__Work required__
Repeat the data word for word. Do not include the pictures.

__Information shown__

- - - - -

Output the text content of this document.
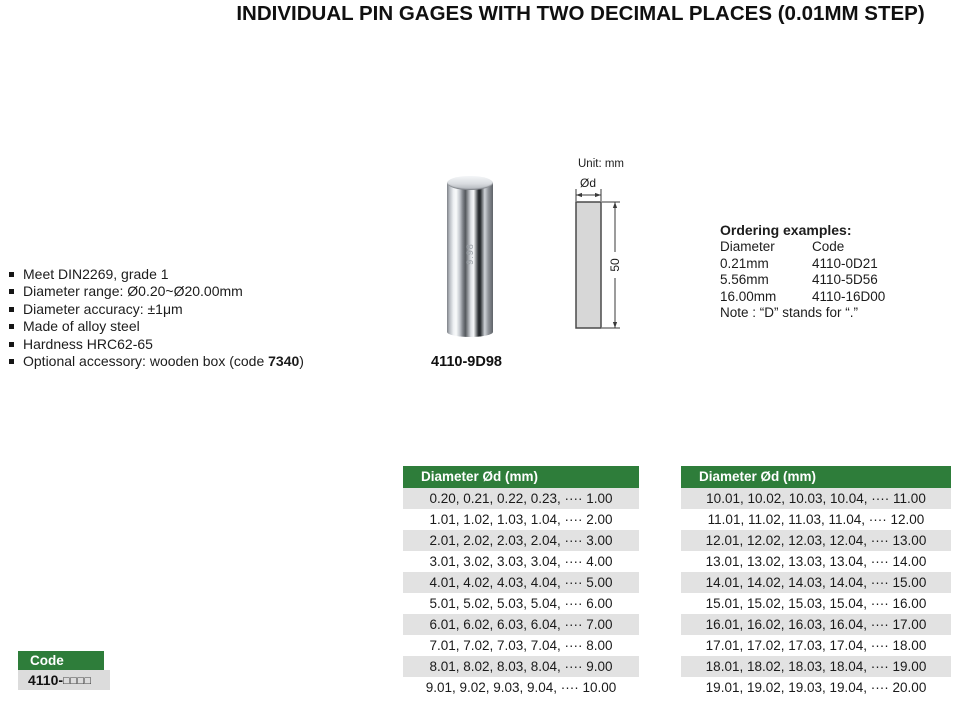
INDIVIDUAL PIN GAGES WITH TWO DECIMAL PLACES (0.01MM STEP)
Meet DIN2269, grade 1
Diameter range: Ø0.20~Ø20.00mm
Diameter accuracy: ±1μm
Made of alloy steel
Hardness HRC62-65
Optional accessory: wooden box (code 7340)
9.98
4110-9D98
Unit: mm
Ød
50
Ordering examples:
Diameter	Code
0.21mm	4110-0D21
5.56mm	4110-5D56
16.00mm	4110-16D00
Note : “D” stands for “.”
Code
4110-□□□□
Diameter Ød (mm)
0.20, 0.21, 0.22, 0.23, ···· 1.00
1.01, 1.02, 1.03, 1.04, ···· 2.00
2.01, 2.02, 2.03, 2.04, ···· 3.00
3.01, 3.02, 3.03, 3.04, ···· 4.00
4.01, 4.02, 4.03, 4.04, ···· 5.00
5.01, 5.02, 5.03, 5.04, ···· 6.00
6.01, 6.02, 6.03, 6.04, ···· 7.00
7.01, 7.02, 7.03, 7.04, ···· 8.00
8.01, 8.02, 8.03, 8.04, ···· 9.00
9.01, 9.02, 9.03, 9.04, ···· 10.00
Diameter Ød (mm)
10.01, 10.02, 10.03, 10.04, ···· 11.00
11.01, 11.02, 11.03, 11.04, ···· 12.00
12.01, 12.02, 12.03, 12.04, ···· 13.00
13.01, 13.02, 13.03, 13.04, ···· 14.00
14.01, 14.02, 14.03, 14.04, ···· 15.00
15.01, 15.02, 15.03, 15.04, ···· 16.00
16.01, 16.02, 16.03, 16.04, ···· 17.00
17.01, 17.02, 17.03, 17.04, ···· 18.00
18.01, 18.02, 18.03, 18.04, ···· 19.00
19.01, 19.02, 19.03, 19.04, ···· 20.00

- - - - -

__The answer__
Output the text content of this document.
INDIVIDUAL PIN GAGES WITH TWO DECIMAL PLACES (0.01MM STEP)
Meet DIN2269, grade 1
Diameter range: Ø0.20~Ø20.00mm
Diameter accuracy: ±1μm
Made of alloy steel
Hardness HRC62-65
Optional accessory: wooden box (code 7340)
9.98
4110-9D98
Unit: mm
Ød
50
Ordering examples:
Diameter	Code
0.21mm	4110-0D21
5.56mm	4110-5D56
16.00mm	4110-16D00
Note : “D” stands for “.”
Code
4110-□□□□
Diameter Ød (mm)
0.20, 0.21, 0.22, 0.23, ···· 1.00
1.01, 1.02, 1.03, 1.04, ···· 2.00
2.01, 2.02, 2.03, 2.04, ···· 3.00
3.01, 3.02, 3.03, 3.04, ···· 4.00
4.01, 4.02, 4.03, 4.04, ···· 5.00
5.01, 5.02, 5.03, 5.04, ···· 6.00
6.01, 6.02, 6.03, 6.04, ···· 7.00
7.01, 7.02, 7.03, 7.04, ···· 8.00
8.01, 8.02, 8.03, 8.04, ···· 9.00
9.01, 9.02, 9.03, 9.04, ···· 10.00
Diameter Ød (mm)
10.01, 10.02, 10.03, 10.04, ···· 11.00
11.01, 11.02, 11.03, 11.04, ···· 12.00
12.01, 12.02, 12.03, 12.04, ···· 13.00
13.01, 13.02, 13.03, 13.04, ···· 14.00
14.01, 14.02, 14.03, 14.04, ···· 15.00
15.01, 15.02, 15.03, 15.04, ···· 16.00
16.01, 16.02, 16.03, 16.04, ···· 17.00
17.01, 17.02, 17.03, 17.04, ···· 18.00
18.01, 18.02, 18.03, 18.04, ···· 19.00
19.01, 19.02, 19.03, 19.04, ···· 20.00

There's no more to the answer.